WHAT YOU HAVE TO DO | Which lines of the records contain "JSON"? Collect every one of them.
** BEGIN EXCERPTED RECORDS **
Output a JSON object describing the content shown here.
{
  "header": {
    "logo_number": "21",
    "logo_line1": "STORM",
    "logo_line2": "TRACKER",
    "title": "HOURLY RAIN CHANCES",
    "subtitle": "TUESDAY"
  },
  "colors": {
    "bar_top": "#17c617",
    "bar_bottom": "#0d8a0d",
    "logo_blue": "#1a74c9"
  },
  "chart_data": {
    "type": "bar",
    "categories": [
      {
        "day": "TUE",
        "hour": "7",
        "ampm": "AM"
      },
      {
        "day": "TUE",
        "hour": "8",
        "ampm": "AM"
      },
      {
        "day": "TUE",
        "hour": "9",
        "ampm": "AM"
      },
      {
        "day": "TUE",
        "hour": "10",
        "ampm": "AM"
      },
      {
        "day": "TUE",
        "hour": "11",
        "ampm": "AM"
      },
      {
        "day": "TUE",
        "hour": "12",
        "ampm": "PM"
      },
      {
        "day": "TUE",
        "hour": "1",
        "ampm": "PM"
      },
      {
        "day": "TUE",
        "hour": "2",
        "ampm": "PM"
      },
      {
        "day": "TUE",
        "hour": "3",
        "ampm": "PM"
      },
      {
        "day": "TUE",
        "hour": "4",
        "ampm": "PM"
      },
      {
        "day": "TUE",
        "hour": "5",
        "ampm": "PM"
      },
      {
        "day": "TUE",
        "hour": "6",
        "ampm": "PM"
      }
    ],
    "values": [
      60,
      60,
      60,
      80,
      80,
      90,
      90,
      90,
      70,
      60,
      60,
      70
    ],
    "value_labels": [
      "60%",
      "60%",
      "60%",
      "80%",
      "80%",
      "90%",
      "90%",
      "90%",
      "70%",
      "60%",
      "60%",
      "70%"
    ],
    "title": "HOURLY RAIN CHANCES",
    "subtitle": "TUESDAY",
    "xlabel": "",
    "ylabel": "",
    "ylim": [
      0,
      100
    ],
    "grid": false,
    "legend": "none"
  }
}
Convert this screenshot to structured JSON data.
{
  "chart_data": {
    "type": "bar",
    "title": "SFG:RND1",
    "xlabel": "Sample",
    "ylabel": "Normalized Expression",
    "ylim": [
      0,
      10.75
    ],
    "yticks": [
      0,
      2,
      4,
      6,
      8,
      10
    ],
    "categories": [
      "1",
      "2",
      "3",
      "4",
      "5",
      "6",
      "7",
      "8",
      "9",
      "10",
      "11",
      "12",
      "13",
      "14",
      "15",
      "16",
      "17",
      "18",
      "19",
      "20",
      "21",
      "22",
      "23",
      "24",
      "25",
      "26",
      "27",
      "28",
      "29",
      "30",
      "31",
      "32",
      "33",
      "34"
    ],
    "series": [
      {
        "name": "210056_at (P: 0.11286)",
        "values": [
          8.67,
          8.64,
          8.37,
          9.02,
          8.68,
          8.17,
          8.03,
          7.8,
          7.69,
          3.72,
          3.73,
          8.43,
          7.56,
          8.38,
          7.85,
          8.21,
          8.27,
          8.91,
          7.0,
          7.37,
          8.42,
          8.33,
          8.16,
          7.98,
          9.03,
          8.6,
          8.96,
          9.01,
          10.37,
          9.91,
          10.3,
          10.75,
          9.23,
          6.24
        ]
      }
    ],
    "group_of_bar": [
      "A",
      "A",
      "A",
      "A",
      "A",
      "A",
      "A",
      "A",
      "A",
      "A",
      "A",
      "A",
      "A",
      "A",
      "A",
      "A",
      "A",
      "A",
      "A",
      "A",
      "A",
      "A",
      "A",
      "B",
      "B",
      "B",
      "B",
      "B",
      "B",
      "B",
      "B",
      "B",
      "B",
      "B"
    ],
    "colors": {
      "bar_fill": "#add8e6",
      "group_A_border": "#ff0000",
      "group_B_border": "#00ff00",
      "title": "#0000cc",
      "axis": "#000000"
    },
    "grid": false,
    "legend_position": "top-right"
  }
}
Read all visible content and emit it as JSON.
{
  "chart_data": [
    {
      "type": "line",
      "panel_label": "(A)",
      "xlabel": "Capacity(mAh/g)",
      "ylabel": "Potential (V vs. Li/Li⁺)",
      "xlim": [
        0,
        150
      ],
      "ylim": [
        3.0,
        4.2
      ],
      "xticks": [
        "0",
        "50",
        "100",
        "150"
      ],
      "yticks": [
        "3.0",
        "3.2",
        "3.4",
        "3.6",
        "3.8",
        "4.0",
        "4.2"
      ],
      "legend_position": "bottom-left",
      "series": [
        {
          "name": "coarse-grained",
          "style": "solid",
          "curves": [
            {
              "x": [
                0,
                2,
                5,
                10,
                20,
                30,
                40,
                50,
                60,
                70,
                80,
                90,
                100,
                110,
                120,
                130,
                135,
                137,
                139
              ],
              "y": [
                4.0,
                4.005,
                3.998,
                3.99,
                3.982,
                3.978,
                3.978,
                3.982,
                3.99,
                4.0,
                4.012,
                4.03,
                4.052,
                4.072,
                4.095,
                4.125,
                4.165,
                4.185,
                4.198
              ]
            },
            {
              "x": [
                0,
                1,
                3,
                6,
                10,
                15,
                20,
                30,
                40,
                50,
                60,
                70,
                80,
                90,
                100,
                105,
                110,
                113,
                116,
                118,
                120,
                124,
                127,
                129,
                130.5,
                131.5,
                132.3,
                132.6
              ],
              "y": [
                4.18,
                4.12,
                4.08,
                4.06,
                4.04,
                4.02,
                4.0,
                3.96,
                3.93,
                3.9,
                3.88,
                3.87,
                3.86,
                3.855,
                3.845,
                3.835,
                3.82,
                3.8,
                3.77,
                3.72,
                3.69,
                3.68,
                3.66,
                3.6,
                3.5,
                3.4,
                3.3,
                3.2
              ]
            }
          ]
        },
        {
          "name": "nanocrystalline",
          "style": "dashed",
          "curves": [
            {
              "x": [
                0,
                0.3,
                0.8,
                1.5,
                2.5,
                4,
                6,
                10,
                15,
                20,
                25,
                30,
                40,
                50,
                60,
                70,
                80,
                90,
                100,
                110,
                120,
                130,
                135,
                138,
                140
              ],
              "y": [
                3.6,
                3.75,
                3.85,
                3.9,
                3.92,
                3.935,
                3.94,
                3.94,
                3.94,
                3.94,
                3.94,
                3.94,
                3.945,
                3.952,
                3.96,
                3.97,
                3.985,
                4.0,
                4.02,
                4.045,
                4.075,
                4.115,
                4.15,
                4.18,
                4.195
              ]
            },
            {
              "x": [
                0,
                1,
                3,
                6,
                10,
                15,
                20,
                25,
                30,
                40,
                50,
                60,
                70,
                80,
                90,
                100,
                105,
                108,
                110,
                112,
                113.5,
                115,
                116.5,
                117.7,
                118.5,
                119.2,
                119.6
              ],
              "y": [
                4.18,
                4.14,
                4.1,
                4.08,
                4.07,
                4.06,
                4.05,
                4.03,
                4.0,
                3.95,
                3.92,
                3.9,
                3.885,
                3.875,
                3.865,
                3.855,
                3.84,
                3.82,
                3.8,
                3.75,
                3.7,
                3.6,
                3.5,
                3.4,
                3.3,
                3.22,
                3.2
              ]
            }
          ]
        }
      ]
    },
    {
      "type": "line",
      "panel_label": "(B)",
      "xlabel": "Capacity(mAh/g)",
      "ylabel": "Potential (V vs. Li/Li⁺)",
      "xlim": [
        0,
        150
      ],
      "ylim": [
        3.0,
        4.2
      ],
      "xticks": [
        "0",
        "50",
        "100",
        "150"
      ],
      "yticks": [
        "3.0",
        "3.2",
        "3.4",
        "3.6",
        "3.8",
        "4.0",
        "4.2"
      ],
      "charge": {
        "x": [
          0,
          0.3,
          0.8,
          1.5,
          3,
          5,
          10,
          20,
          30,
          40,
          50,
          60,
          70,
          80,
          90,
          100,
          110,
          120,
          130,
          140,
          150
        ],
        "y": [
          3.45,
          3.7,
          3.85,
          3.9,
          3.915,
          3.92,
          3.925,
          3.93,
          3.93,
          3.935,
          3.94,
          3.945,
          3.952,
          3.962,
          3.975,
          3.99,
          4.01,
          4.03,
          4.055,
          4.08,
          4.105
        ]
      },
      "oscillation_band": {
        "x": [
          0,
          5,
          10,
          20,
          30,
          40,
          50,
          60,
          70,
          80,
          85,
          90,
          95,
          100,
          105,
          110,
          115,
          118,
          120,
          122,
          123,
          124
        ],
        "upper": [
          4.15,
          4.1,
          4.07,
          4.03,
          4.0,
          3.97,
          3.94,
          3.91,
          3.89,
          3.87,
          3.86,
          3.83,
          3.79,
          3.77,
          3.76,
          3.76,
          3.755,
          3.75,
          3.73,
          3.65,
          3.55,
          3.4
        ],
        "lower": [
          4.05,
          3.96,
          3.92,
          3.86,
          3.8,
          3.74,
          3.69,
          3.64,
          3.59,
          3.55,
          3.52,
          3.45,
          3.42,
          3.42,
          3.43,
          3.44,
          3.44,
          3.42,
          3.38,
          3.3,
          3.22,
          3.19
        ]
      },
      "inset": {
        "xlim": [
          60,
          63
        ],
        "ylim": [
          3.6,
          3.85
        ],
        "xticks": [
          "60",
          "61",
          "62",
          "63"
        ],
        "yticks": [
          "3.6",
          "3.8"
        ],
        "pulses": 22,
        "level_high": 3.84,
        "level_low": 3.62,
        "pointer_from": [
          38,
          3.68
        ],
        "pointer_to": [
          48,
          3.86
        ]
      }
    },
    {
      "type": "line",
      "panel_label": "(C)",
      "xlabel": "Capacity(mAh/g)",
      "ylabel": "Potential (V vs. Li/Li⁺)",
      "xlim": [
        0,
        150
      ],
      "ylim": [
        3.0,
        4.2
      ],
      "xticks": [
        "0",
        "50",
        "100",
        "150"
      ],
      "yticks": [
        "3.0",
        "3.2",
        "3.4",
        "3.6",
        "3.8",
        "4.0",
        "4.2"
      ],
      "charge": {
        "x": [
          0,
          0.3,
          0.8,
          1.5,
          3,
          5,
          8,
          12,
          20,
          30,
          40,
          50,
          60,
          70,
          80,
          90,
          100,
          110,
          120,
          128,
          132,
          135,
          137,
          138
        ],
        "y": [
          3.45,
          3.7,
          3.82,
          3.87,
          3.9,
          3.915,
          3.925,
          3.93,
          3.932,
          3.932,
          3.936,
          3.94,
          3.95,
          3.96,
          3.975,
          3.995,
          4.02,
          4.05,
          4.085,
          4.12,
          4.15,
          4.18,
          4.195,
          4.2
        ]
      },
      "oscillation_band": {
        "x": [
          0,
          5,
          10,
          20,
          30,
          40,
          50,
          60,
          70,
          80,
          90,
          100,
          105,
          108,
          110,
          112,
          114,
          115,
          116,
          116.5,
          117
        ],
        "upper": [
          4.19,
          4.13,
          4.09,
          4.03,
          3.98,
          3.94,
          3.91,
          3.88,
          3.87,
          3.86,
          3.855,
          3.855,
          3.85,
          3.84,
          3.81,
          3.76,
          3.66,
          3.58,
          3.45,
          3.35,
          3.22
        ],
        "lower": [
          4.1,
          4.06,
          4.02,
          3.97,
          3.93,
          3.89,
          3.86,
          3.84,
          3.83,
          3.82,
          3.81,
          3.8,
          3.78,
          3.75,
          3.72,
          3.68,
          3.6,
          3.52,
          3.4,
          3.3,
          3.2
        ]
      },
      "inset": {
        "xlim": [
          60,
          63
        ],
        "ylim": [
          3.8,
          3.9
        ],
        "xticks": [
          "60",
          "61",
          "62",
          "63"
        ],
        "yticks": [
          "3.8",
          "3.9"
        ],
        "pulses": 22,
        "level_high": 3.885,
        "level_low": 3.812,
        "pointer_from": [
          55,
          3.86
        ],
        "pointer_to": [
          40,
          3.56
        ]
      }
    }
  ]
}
** END EXCERPTED RECORDS **
FULL OUTPUT |
Output a JSON object describing the content shown here.
Convert this screenshot to structured JSON data.
Read all visible content and emit it as JSON.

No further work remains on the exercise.